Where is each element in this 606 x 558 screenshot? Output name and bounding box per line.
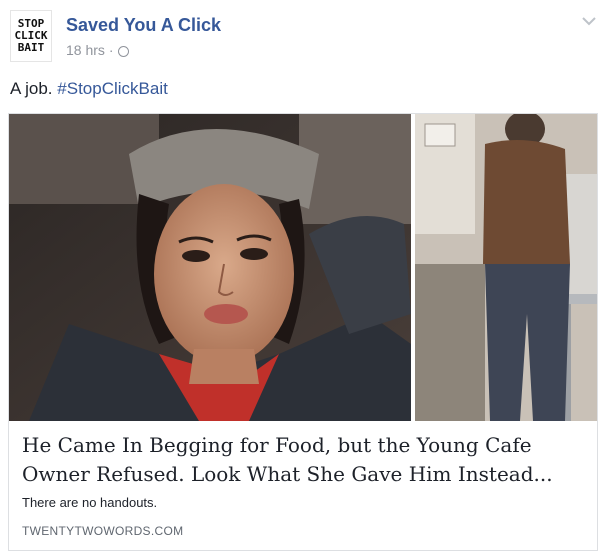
kitchen-illustration — [415, 114, 597, 421]
kitchen-photo[interactable] — [415, 114, 597, 421]
post-text: A job. #StopClickBait — [10, 79, 168, 99]
link-domain: TWENTYTWOWORDS.COM — [22, 524, 184, 538]
link-title[interactable]: He Came In Begging for Food, but the You… — [22, 431, 582, 489]
avatar-line-3: BAIT — [17, 41, 45, 54]
globe-icon[interactable] — [117, 45, 129, 57]
page-avatar[interactable]: STOP CLICK BAIT — [10, 10, 52, 62]
selfie-illustration — [9, 114, 411, 421]
selfie-photo[interactable] — [9, 114, 411, 421]
link-description: There are no handouts. — [22, 495, 158, 510]
chevron-down-icon[interactable] — [582, 16, 596, 26]
link-preview-card[interactable]: He Came In Begging for Food, but the You… — [8, 113, 598, 551]
post-text-prefix: A job. — [10, 79, 53, 98]
post-meta: 18 hrs · — [66, 42, 129, 58]
meta-separator: · — [108, 42, 114, 58]
page-name-link[interactable]: Saved You A Click — [66, 15, 221, 36]
facebook-post: STOP CLICK BAIT Saved You A Click 18 hrs… — [0, 0, 606, 558]
hashtag-link[interactable]: #StopClickBait — [57, 79, 168, 98]
timestamp-link[interactable]: 18 hrs — [66, 42, 105, 58]
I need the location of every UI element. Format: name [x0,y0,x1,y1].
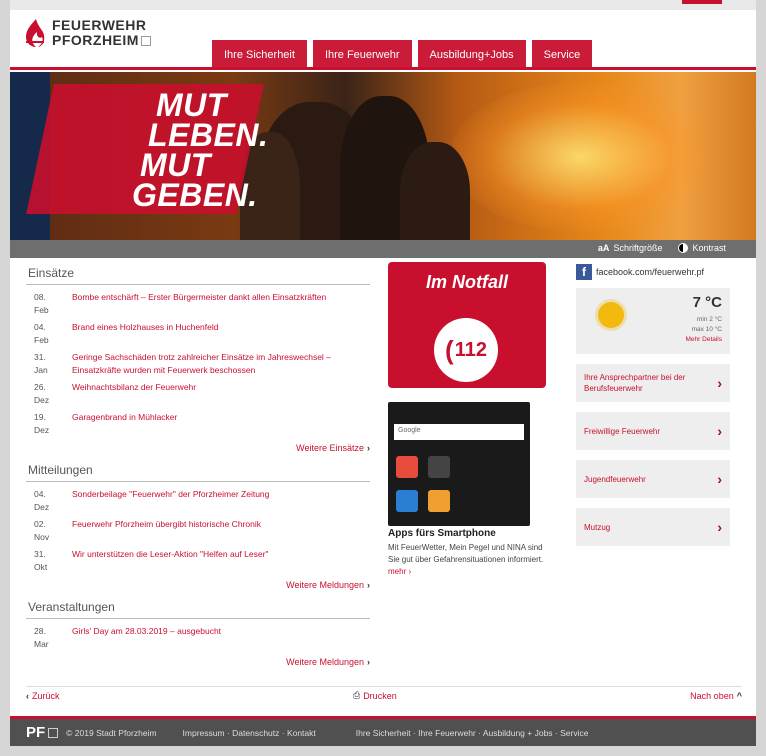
footer-links-right[interactable]: Ihre Sicherheit · Ihre Feuerwehr · Ausbi… [356,728,589,738]
footer-logo-grid-icon [48,727,59,738]
mitteilungen-heading: Mitteilungen [26,459,370,482]
top-strip [10,0,756,10]
link-mutzug[interactable]: Mutzug › [576,508,730,546]
chevron-left-icon: ‹ [26,690,29,701]
einsaetze-heading: Einsätze [26,262,370,285]
facebook-link[interactable]: f facebook.com/feuerwehr.pf [576,262,746,282]
emergency-number: (112 [434,318,498,382]
copyright: © 2019 Stadt Pforzheim [66,727,157,738]
header: FEUERWEHR PFORZHEIM Ihre Sicherheit Ihre… [10,10,756,70]
more-veranstaltungen-link[interactable]: Weitere Meldungen › [26,657,370,667]
list-item[interactable]: 31. Okt Wir unterstützen die Leser-Aktion… [26,548,370,574]
footer-links-left[interactable]: Impressum · Datenschutz · Kontakt [183,728,316,738]
list-item[interactable]: 19. Dez Garagenbrand in Mühlacker [26,411,370,437]
font-size-toggle[interactable]: aA Schriftgröße [598,243,663,253]
logo-line-2: PFORZHEIM [52,32,139,48]
hero-slogan: MUT LEBEN. MUT GEBEN. [132,87,269,213]
veranstaltungen-list: 28. Mar Girls' Day am 28.03.2019 – ausgeb… [26,625,370,651]
footer-nav: ‹ Zurück ⎙ Drucken Nach oben ^ [26,686,742,704]
notfall-box[interactable]: Im Notfall (112 [388,262,546,388]
contrast-toggle[interactable]: Kontrast [678,243,726,253]
nav-ihre-sicherheit[interactable]: Ihre Sicherheit [212,40,307,70]
chevron-right-icon: › [717,422,722,439]
sun-icon [598,302,624,328]
list-item[interactable]: 26. Dez Weihnachtsbilanz der Feuerwehr [26,381,370,407]
chevron-right-icon: › [367,443,370,453]
nav-ausbildung-jobs[interactable]: Ausbildung+Jobs [417,40,526,70]
link-ansprechpartner[interactable]: Ihre Ansprechpartner bei der Berufsfeuer… [576,364,730,402]
flame-logo-icon [24,18,46,48]
site-logo[interactable]: FEUERWEHR PFORZHEIM [24,18,151,48]
chevron-right-icon: › [717,518,722,535]
weather-details-link[interactable]: Mehr Details [686,336,722,343]
more-mitteilungen-link[interactable]: Weitere Meldungen › [26,580,370,590]
app-icon [396,456,418,478]
link-freiwillige-feuerwehr[interactable]: Freiwillige Feuerwehr › [576,412,730,450]
apps-more-link[interactable]: mehr › [388,567,411,576]
hero-banner: MUT LEBEN. MUT GEBEN. [10,72,756,240]
logo-grid-icon [140,35,151,46]
footer-logo: PF [26,724,46,741]
app-icon [428,456,450,478]
logo-line-1: FEUERWEHR [52,17,147,33]
print-icon: ⎙ [352,690,361,700]
middle-column: Im Notfall (112 Google Apps fürs Smartph… [388,262,548,578]
weather-temp: 7 °C [692,294,722,311]
chevron-right-icon: › [717,470,722,487]
link-jugendfeuerwehr[interactable]: Jugendfeuerwehr › [576,460,730,498]
right-column: f facebook.com/feuerwehr.pf 7 °C min 2 °C… [576,262,746,546]
phone-search-bar: Google [394,424,524,440]
nav-service[interactable]: Service [531,40,593,70]
chevron-up-icon: ^ [736,690,742,701]
site-footer: PF © 2019 Stadt Pforzheim Impressum · Da… [10,716,756,746]
list-item[interactable]: 08. Feb Bombe entschärft – Erster Bürgerm… [26,291,370,317]
veranstaltungen-heading: Veranstaltungen [26,596,370,619]
more-einsaetze-link[interactable]: Weitere Einsätze › [26,443,370,453]
back-link[interactable]: ‹ Zurück [26,691,60,701]
phone-icon: ( [445,334,454,365]
list-item[interactable]: 31. Jan Geringe Sachschäden trotz zahlrei… [26,351,370,377]
app-icon [396,490,418,512]
list-item[interactable]: 28. Mar Girls' Day am 28.03.2019 – ausgeb… [26,625,370,651]
app-icon [428,490,450,512]
smartphone-apps-image[interactable]: Google [388,402,530,526]
contrast-icon [678,243,689,253]
chevron-right-icon: › [367,657,370,667]
chevron-right-icon: › [367,580,370,590]
page: FEUERWEHR PFORZHEIM Ihre Sicherheit Ihre… [10,10,756,716]
notfall-title: Im Notfall [425,272,508,292]
news-column: Einsätze 08. Feb Bombe entschärft – Erste… [26,262,370,673]
einsaetze-list: 08. Feb Bombe entschärft – Erster Bürgerm… [26,291,370,437]
apps-title: Apps fürs Smartphone [388,528,496,539]
mitteilungen-list: 04. Dez Sonderbeilage "Feuerwehr" der Pfo… [26,488,370,574]
chevron-right-icon: › [717,374,722,391]
list-item[interactable]: 04. Dez Sonderbeilage "Feuerwehr" der Pfo… [26,488,370,514]
apps-text: Mit FeuerWetter, Mein Pegel und NINA sin… [388,543,544,576]
facebook-icon: f [576,264,592,280]
main-content: Einsätze 08. Feb Bombe entschärft – Erste… [26,262,746,682]
utility-bar: aA Schriftgröße Kontrast [10,240,756,258]
main-nav: Ihre Sicherheit Ihre Feuerwehr Ausbildun… [212,40,593,70]
print-link[interactable]: ⎙ Drucken [353,690,397,701]
nav-ihre-feuerwehr[interactable]: Ihre Feuerwehr [312,40,412,70]
weather-widget[interactable]: 7 °C min 2 °C max 10 °C Mehr Details [576,288,730,354]
list-item[interactable]: 04. Feb Brand eines Holzhauses in Huchenf… [26,321,370,347]
back-to-top-link[interactable]: Nach oben ^ [690,691,742,701]
list-item[interactable]: 02. Nov Feuerwehr Pforzheim übergibt hist… [26,518,370,544]
font-size-icon: aA [597,243,610,253]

***

* Required task:
Format every row above as a numbered list, skipping blank lines and leaving out the pictures.

* Response to this task:
1. Where is each element in this 606 x 558 screenshot? Output name and bounding box per line.
2. kitchen-illustration — [415, 114, 597, 421]
3. kitchen-photo[interactable] — [415, 114, 597, 421]
4. post-text: A job. #StopClickBait — [10, 79, 168, 99]
5. link-domain: TWENTYTWOWORDS.COM — [22, 524, 184, 538]
6. link-title[interactable]: He Came In Begging for Food, but the You… — [22, 431, 582, 489]
7. avatar-line-3: BAIT — [17, 41, 45, 54]
8. globe-icon[interactable] — [117, 45, 129, 57]
9. page-avatar[interactable]: STOP CLICK BAIT — [10, 10, 52, 62]
10. selfie-illustration — [9, 114, 411, 421]
11. selfie-photo[interactable] — [9, 114, 411, 421]
12. link-description: There are no handouts. — [22, 495, 158, 510]
13. chevron-down-icon[interactable] — [582, 16, 596, 26]
14. link-preview-card[interactable]: He Came In Begging for Food, but the You… — [8, 113, 598, 551]
15. post-text-prefix: A job. — [10, 79, 53, 98]
16. post-meta: 18 hrs · — [66, 42, 129, 58]
17. meta-separator: · — [108, 42, 114, 58]
18. page-name-link[interactable]: Saved You A Click — [66, 15, 221, 36]
19. facebook-post: STOP CLICK BAIT Saved You A Click 18 hrs… — [0, 0, 606, 558]
20. hashtag-link[interactable]: #StopClickBait — [57, 79, 168, 98]
21. timestamp-link[interactable]: 18 hrs — [66, 42, 105, 58]
22. I need the location of every UI element. Format: name [x0,y0,x1,y1].
23. footer-links-right[interactable]: Ihre Sicherheit · Ihre Feuerwehr · Ausbi… [356,728,589,738]
24. footer-logo-grid-icon [48,727,59,738]
25. mitteilungen-heading: Mitteilungen [26,459,370,482]
26. top-strip [10,0,756,10]
27. link-mutzug[interactable]: Mutzug › [576,508,730,546]
28. chevron-left-icon: ‹ [26,690,29,701]
29. einsaetze-heading: Einsätze [26,262,370,285]
30. facebook-link[interactable]: f facebook.com/feuerwehr.pf [576,262,746,282]
31. emergency-number: (112 [434,318,498,382]
32. copyright: © 2019 Stadt Pforzheim [66,727,157,738]
33. header: FEUERWEHR PFORZHEIM Ihre Sicherheit Ihre… [10,10,756,70]
34. more-veranstaltungen-link[interactable]: Weitere Meldungen › [26,657,370,667]
35. list-item[interactable]: 31. Okt Wir unterstützen die Leser-Aktion… [26,548,370,574]
36. footer-links-left[interactable]: Impressum · Datenschutz · Kontakt [183,728,316,738]
37. list-item[interactable]: 19. Dez Garagenbrand in Mühlacker [26,411,370,437]
38. font-size-toggle[interactable]: aA Schriftgröße [598,243,663,253]
39. logo-line-2: PFORZHEIM [52,32,139,48]
40. hero-slogan: MUT LEBEN. MUT GEBEN. [132,87,269,213]
41. veranstaltungen-list: 28. Mar Girls' Day am 28.03.2019 – ausgeb… [26,625,370,651]
42. footer-nav: ‹ Zurück ⎙ Drucken Nach oben ^ [26,686,742,704]
43. notfall-box[interactable]: Im Notfall (112 [388,262,546,388]
44. contrast-toggle[interactable]: Kontrast [678,243,726,253]
45. nav-ihre-sicherheit[interactable]: Ihre Sicherheit [212,40,307,70]
46. chevron-right-icon: › [717,422,722,439]
47. sun-icon [598,302,624,328]
48. list-item[interactable]: 26. Dez Weihnachtsbilanz der Feuerwehr [26,381,370,407]
49. chevron-right-icon: › [367,443,370,453]
50. nav-ausbildung-jobs[interactable]: Ausbildung+Jobs [417,40,526,70]
51. link-ansprechpartner[interactable]: Ihre Ansprechpartner bei der Berufsfeuer… [576,364,730,402]
52. flame-logo-icon [24,18,46,48]
53. site-logo[interactable]: FEUERWEHR PFORZHEIM [24,18,151,48]
54. chevron-right-icon: › [717,518,722,535]
55. weather-details-link[interactable]: Mehr Details [686,336,722,343]
56. more-mitteilungen-link[interactable]: Weitere Meldungen › [26,580,370,590]
57. app-icon [396,456,418,478]
58. link-freiwillige-feuerwehr[interactable]: Freiwillige Feuerwehr › [576,412,730,450]
59. apps-more-link[interactable]: mehr › [388,567,411,576]
60. hero-banner: MUT LEBEN. MUT GEBEN. [10,72,756,240]
61. logo-grid-icon [140,35,151,46]
62. footer-logo: PF [26,724,46,741]
63. app-icon [428,456,450,478]
64. logo-line-1: FEUERWEHR [52,17,147,33]
65. print-icon: ⎙ [352,690,361,700]
66. middle-column: Im Notfall (112 Google Apps fürs Smartph… [388,262,548,578]
67. weather-temp: 7 °C [692,294,722,311]
68. chevron-right-icon: › [717,470,722,487]
69. link-jugendfeuerwehr[interactable]: Jugendfeuerwehr › [576,460,730,498]
70. right-column: f facebook.com/feuerwehr.pf 7 °C min 2 °C… [576,262,746,546]
71. phone-search-bar: Google [394,424,524,440]
72. nav-service[interactable]: Service [531,40,593,70]
73. chevron-up-icon: ^ [736,690,742,701]
74. site-footer: PF © 2019 Stadt Pforzheim Impressum · Da… [10,716,756,746]
75. list-item[interactable]: 08. Feb Bombe entschärft – Erster Bürgerm… [26,291,370,317]
76. veranstaltungen-heading: Veranstaltungen [26,596,370,619]
77. more-einsaetze-link[interactable]: Weitere Einsätze › [26,443,370,453]
78. back-link[interactable]: ‹ Zurück [26,691,60,701]
79. phone-icon: ( [445,334,454,365]
80. list-item[interactable]: 31. Jan Geringe Sachschäden trotz zahlrei… [26,351,370,377]
81. app-icon [396,490,418,512]
82. list-item[interactable]: 28. Mar Girls' Day am 28.03.2019 – ausgeb… [26,625,370,651]
83. app-icon [428,490,450,512]
84. smartphone-apps-image[interactable]: Google [388,402,530,526]
85. contrast-icon [678,243,689,253]
86. chevron-right-icon: › [367,657,370,667]
87. chevron-right-icon: › [367,580,370,590]
88. page: FEUERWEHR PFORZHEIM Ihre Sicherheit Ihre… [10,10,756,716]
89. notfall-title: Im Notfall [425,272,508,292]
90. news-column: Einsätze 08. Feb Bombe entschärft – Erste… [26,262,370,673]
91. einsaetze-list: 08. Feb Bombe entschärft – Erster Bürgerm… [26,291,370,437]
92. apps-title: Apps fürs Smartphone [388,528,496,539]
93. mitteilungen-list: 04. Dez Sonderbeilage "Feuerwehr" der Pfo… [26,488,370,574]
94. chevron-right-icon: › [717,374,722,391]
95. list-item[interactable]: 04. Dez Sonderbeilage "Feuerwehr" der Pfo… [26,488,370,514]
96. apps-text: Mit FeuerWetter, Mein Pegel und NINA sin… [388,543,544,576]
97. facebook-icon: f [576,264,592,280]
98. main-content: Einsätze 08. Feb Bombe entschärft – Erste… [26,262,746,682]
99. utility-bar: aA Schriftgröße Kontrast [10,240,756,258]
100. main-nav: Ihre Sicherheit Ihre Feuerwehr Ausbildun… [212,40,593,70]
101. print-link[interactable]: ⎙ Drucken [353,690,397,701]
102. nav-ihre-feuerwehr[interactable]: Ihre Feuerwehr [312,40,412,70]
103. weather-widget[interactable]: 7 °C min 2 °C max 10 °C Mehr Details [576,288,730,354]
104. list-item[interactable]: 04. Feb Brand eines Holzhauses in Huchenf… [26,321,370,347]
105. back-to-top-link[interactable]: Nach oben ^ [690,691,742,701]
106. list-item[interactable]: 02. Nov Feuerwehr Pforzheim übergibt hist… [26,518,370,544]
107. font-size-icon: aA [597,243,610,253]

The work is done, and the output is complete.